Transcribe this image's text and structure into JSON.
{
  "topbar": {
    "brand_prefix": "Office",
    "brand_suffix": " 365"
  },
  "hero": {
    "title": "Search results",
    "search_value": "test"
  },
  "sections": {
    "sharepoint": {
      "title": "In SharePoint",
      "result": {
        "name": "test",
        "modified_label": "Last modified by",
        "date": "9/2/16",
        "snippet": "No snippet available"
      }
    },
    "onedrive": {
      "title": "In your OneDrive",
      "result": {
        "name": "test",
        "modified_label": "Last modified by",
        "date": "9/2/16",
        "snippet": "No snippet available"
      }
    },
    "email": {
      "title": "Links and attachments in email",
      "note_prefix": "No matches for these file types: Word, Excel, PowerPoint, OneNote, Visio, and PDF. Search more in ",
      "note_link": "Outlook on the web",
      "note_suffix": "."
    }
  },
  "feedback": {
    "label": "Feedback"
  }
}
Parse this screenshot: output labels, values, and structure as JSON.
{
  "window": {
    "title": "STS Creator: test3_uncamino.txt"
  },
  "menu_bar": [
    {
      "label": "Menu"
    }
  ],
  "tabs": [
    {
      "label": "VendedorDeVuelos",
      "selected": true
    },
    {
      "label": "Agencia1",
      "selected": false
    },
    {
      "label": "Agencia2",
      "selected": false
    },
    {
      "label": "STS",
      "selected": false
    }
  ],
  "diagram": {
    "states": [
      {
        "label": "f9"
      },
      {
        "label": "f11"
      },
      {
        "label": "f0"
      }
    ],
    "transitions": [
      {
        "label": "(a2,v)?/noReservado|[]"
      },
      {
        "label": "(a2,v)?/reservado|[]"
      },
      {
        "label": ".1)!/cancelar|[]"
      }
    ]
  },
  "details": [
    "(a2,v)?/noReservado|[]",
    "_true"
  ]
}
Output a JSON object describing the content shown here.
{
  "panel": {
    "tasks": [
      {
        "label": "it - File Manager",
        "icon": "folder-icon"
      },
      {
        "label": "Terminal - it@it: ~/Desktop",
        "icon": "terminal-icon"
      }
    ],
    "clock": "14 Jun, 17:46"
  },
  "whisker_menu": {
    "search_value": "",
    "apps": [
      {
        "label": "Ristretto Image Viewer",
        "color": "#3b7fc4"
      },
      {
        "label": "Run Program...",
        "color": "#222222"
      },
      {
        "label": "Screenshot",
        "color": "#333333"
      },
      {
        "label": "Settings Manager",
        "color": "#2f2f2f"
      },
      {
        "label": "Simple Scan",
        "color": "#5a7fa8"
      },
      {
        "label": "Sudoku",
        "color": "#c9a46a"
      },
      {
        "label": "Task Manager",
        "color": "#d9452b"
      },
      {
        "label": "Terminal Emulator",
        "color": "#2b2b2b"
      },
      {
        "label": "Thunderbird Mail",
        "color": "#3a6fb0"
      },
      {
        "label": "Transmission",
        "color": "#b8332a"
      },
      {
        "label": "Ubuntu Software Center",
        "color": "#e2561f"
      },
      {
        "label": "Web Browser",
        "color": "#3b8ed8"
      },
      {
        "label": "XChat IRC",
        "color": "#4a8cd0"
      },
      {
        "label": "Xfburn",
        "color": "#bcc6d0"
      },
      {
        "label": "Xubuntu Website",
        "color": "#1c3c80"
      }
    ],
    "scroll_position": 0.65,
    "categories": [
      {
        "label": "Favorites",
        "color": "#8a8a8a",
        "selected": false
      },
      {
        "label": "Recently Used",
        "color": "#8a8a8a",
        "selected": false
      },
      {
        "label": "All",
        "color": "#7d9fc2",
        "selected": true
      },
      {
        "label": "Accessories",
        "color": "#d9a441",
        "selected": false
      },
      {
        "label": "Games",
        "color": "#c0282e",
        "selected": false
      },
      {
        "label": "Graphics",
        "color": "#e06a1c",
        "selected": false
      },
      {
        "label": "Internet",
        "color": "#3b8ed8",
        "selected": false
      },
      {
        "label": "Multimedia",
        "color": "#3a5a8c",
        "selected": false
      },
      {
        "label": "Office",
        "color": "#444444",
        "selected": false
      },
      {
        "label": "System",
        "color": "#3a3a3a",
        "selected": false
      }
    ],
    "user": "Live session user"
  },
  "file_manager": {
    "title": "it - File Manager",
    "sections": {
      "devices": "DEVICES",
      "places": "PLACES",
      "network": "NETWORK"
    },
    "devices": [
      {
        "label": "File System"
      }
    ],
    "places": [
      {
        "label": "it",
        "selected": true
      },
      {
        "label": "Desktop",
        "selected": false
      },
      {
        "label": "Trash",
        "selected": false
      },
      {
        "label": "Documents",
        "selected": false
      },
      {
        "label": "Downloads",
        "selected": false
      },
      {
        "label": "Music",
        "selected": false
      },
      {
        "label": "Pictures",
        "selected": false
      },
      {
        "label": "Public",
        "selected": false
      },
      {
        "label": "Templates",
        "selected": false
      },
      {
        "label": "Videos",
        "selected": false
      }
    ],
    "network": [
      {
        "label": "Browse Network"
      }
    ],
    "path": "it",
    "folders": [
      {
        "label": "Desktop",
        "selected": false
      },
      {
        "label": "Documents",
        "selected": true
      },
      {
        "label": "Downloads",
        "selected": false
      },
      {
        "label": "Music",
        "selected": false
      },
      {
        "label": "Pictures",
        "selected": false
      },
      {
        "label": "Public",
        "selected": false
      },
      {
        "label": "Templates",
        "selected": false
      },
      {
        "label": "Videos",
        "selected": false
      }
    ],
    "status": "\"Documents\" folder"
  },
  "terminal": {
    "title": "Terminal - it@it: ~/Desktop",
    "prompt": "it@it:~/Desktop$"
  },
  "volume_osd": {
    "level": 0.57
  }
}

——

- **SHORT EXERCISE**
Scan the listing above and identify each line holding the string "title"; copy every such line.

- **ANSWER FOR THE TASK**
    "title": "Search results",
      "title": "In SharePoint",
      "title": "In your OneDrive",
      "title": "Links and attachments in email",
    "title": "STS Creator: test3_uncamino.txt"
    "title": "it - File Manager",
    "title": "Terminal - it@it: ~/Desktop",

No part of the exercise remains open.